AIM
Return each line below that contains the string "LRSUSY", copied in full. Case counts.

____

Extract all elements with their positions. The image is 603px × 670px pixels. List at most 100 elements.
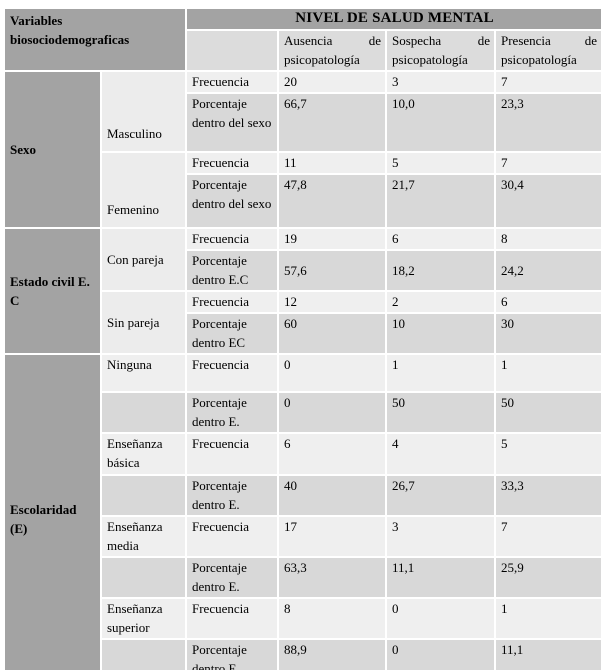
section-label-estado-civil: Estado civil E. C <box>3 227 102 355</box>
value-cell: 3 <box>385 515 496 558</box>
value-cell: 0 <box>385 638 496 670</box>
measure-label: Porcentaje dentro E. <box>185 638 279 670</box>
group-label-ensenanza-superior: Enseñanza superior <box>100 597 187 640</box>
value-cell: 47,8 <box>277 173 387 229</box>
value-cell: 10 <box>385 312 496 355</box>
table-row-header-1: Variables biosociodemograficas NIVEL DE … <box>3 7 603 72</box>
measure-label: Frecuencia <box>185 290 279 314</box>
value-cell: 18,2 <box>385 249 496 292</box>
value-cell: 26,7 <box>385 474 496 517</box>
measure-label: Porcentaje dentro E. <box>185 391 279 434</box>
value-cell: 1 <box>493 353 603 393</box>
measure-label: Porcentaje dentro E. <box>185 556 279 599</box>
value-cell: 25,9 <box>493 556 603 599</box>
value-cell: 50 <box>385 391 496 434</box>
value-cell: 5 <box>385 151 496 175</box>
group-label-ninguna: Ninguna <box>100 353 187 393</box>
measure-label: Frecuencia <box>185 432 279 476</box>
value-cell: 23,3 <box>493 92 603 153</box>
table-row: Porcentaje dentro E. 88,9 0 11,1 <box>4 638 603 670</box>
value-cell: 0 <box>385 597 496 640</box>
empty-cell <box>100 556 187 599</box>
measure-label: Frecuencia <box>185 353 279 393</box>
value-cell: 11 <box>277 151 387 175</box>
value-cell: 0 <box>277 391 387 434</box>
value-cell: 1 <box>493 597 603 640</box>
section-label-escolaridad: Escolaridad (E) <box>3 353 102 670</box>
value-cell: 63,3 <box>277 556 387 599</box>
value-cell: 3 <box>385 70 496 94</box>
section-label-sexo: Sexo <box>3 70 102 229</box>
column-header-sospecha: Sospecha de psicopatología <box>385 29 496 72</box>
value-cell: 12 <box>277 290 387 314</box>
corner-header-cell: Variables biosociodemograficas <box>3 7 187 72</box>
table-row: Porcentaje dentro E.C 57,6 18,2 24,2 <box>4 249 603 292</box>
value-cell: 8 <box>277 597 387 640</box>
value-cell: 19 <box>277 227 387 251</box>
value-cell: 6 <box>277 432 387 476</box>
blank-header-cell <box>185 29 279 72</box>
table-row-header-2: Ausencia de psicopatología Sospecha de p… <box>4 29 603 72</box>
column-header-ausencia: Ausencia de psicopatología <box>277 29 387 72</box>
value-cell: 11,1 <box>493 638 603 670</box>
group-label-sin-pareja: Sin pareja <box>100 290 187 355</box>
value-cell: 33,3 <box>493 474 603 517</box>
measure-label: Porcentaje dentro del sexo <box>185 92 279 153</box>
value-cell: 5 <box>493 432 603 476</box>
table-row: Sin pareja Frecuencia 12 2 6 <box>4 290 603 355</box>
value-cell: 0 <box>277 353 387 393</box>
measure-label: Frecuencia <box>185 227 279 251</box>
value-cell: 60 <box>277 312 387 355</box>
empty-cell <box>100 638 187 670</box>
measure-label: Porcentaje dentro EC <box>185 312 279 355</box>
measure-label: Frecuencia <box>185 515 279 558</box>
table-row: Enseñanza superior Frecuencia 8 0 1 <box>4 597 603 640</box>
group-label-femenino: Femenino <box>100 151 187 229</box>
group-label-ensenanza-basica: Enseñanza básica <box>100 432 187 476</box>
group-label-ensenanza-media: Enseñanza media <box>100 515 187 558</box>
value-cell: 40 <box>277 474 387 517</box>
table-row: Porcentaje dentro del sexo 47,8 21,7 30,… <box>4 173 603 229</box>
value-cell: 1 <box>385 353 496 393</box>
measure-label: Frecuencia <box>185 597 279 640</box>
table-row: Estado civil E. C Con pareja Frecuencia … <box>3 227 603 355</box>
value-cell: 30 <box>493 312 603 355</box>
empty-cell <box>100 474 187 517</box>
table-row: Porcentaje dentro EC 60 10 30 <box>4 312 603 355</box>
value-cell: 6 <box>493 290 603 314</box>
value-cell: 66,7 <box>277 92 387 153</box>
value-cell: 8 <box>493 227 603 251</box>
measure-label: Frecuencia <box>185 151 279 175</box>
main-title-cell: NIVEL DE SALUD MENTAL <box>184 7 603 31</box>
value-cell: 88,9 <box>277 638 387 670</box>
measure-label: Porcentaje dentro E. <box>185 474 279 517</box>
value-cell: 2 <box>385 290 496 314</box>
value-cell: 24,2 <box>493 249 603 292</box>
table-row: Porcentaje dentro del sexo 66,7 10,0 23,… <box>4 92 603 153</box>
table-row: Enseñanza básica Frecuencia 6 4 5 <box>4 432 603 476</box>
table-row: Porcentaje dentro E. 63,3 11,1 25,9 <box>4 556 603 599</box>
value-cell: 11,1 <box>385 556 496 599</box>
value-cell: 10,0 <box>385 92 496 153</box>
table-row: Sexo Masculino Frecuencia 20 3 7 <box>3 70 603 229</box>
value-cell: 7 <box>493 151 603 175</box>
value-cell: 50 <box>493 391 603 434</box>
results-table: Variables biosociodemograficas NIVEL DE … <box>3 7 603 670</box>
value-cell: 4 <box>385 432 496 476</box>
value-cell: 57,6 <box>277 249 387 292</box>
value-cell: 21,7 <box>385 173 496 229</box>
measure-label: Frecuencia <box>185 70 279 94</box>
group-label-con-pareja: Con pareja <box>100 227 187 292</box>
empty-cell <box>100 391 187 434</box>
table-row: Escolaridad (E) Ninguna Frecuencia 0 1 1 <box>3 353 603 670</box>
group-label-masculino: Masculino <box>100 70 187 153</box>
value-cell: 30,4 <box>493 173 603 229</box>
value-cell: 7 <box>493 515 603 558</box>
value-cell: 17 <box>277 515 387 558</box>
value-cell: 7 <box>493 70 603 94</box>
table-row: Porcentaje dentro E. 40 26,7 33,3 <box>4 474 603 517</box>
table-row: Porcentaje dentro E. 0 50 50 <box>4 391 603 434</box>
table-row: Enseñanza media Frecuencia 17 3 7 <box>4 515 603 558</box>
column-header-presencia: Presencia de psicopatología <box>493 29 603 72</box>
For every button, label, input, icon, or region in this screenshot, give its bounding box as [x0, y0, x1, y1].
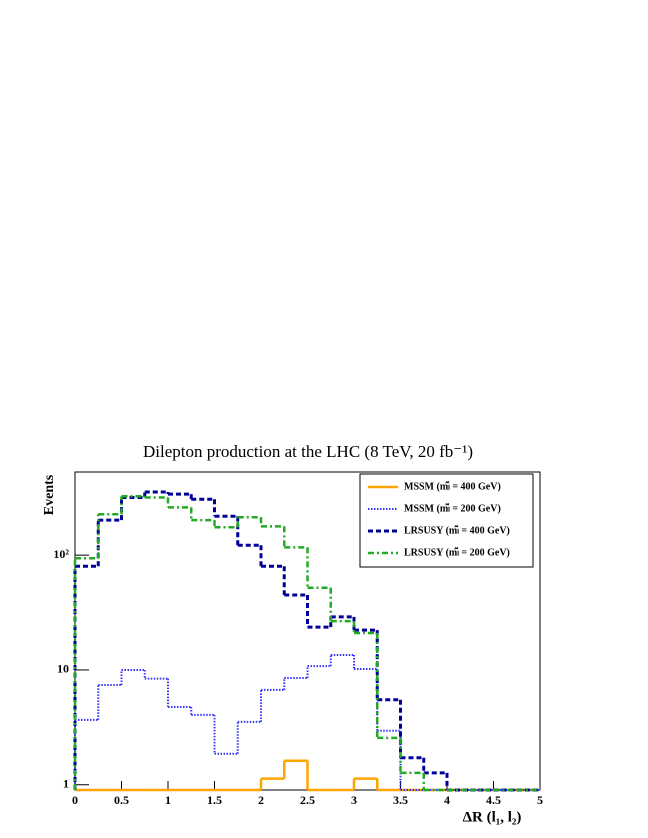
- legend-box: [359, 473, 534, 568]
- x-tick-label: 5: [537, 793, 543, 807]
- x-tick-label: 2.5: [300, 793, 315, 807]
- y-tick-label: 10²: [53, 547, 69, 561]
- x-tick-label: 1.5: [207, 793, 222, 807]
- x-tick-label: 3: [351, 793, 357, 807]
- legend-label: MSSM (mₗ̃ = 200 GeV): [404, 502, 501, 514]
- x-tick-label: 4.5: [486, 793, 501, 807]
- x-tick-label: 3.5: [393, 793, 408, 807]
- chart-title: Dilepton production at the LHC (8 TeV, 2…: [143, 442, 473, 461]
- legend-label: LRSUSY (mₗ̃ = 200 GeV): [404, 546, 510, 558]
- y-tick-label: 10: [57, 662, 69, 676]
- x-tick-label: 1: [165, 793, 171, 807]
- y-tick-label: 1: [63, 776, 69, 790]
- x-axis-label: ΔR (l₁, l₂): [463, 809, 522, 825]
- legend-label: MSSM (mₗ̃ = 400 GeV): [404, 480, 501, 492]
- x-tick-label: 2: [258, 793, 264, 807]
- x-tick-label: 0.5: [114, 793, 129, 807]
- x-tick-label: 4: [444, 793, 450, 807]
- y-axis-label: Events: [42, 474, 57, 515]
- legend-label: LRSUSY (mₗ̃ = 400 GeV): [404, 524, 510, 536]
- x-tick-label: 0: [72, 793, 78, 807]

____

REPLY TO THE EXERCISE
- legend-label: LRSUSY (mₗ̃ = 200 GeV): [404, 546, 510, 558]
- legend-label: LRSUSY (mₗ̃ = 400 GeV): [404, 524, 510, 536]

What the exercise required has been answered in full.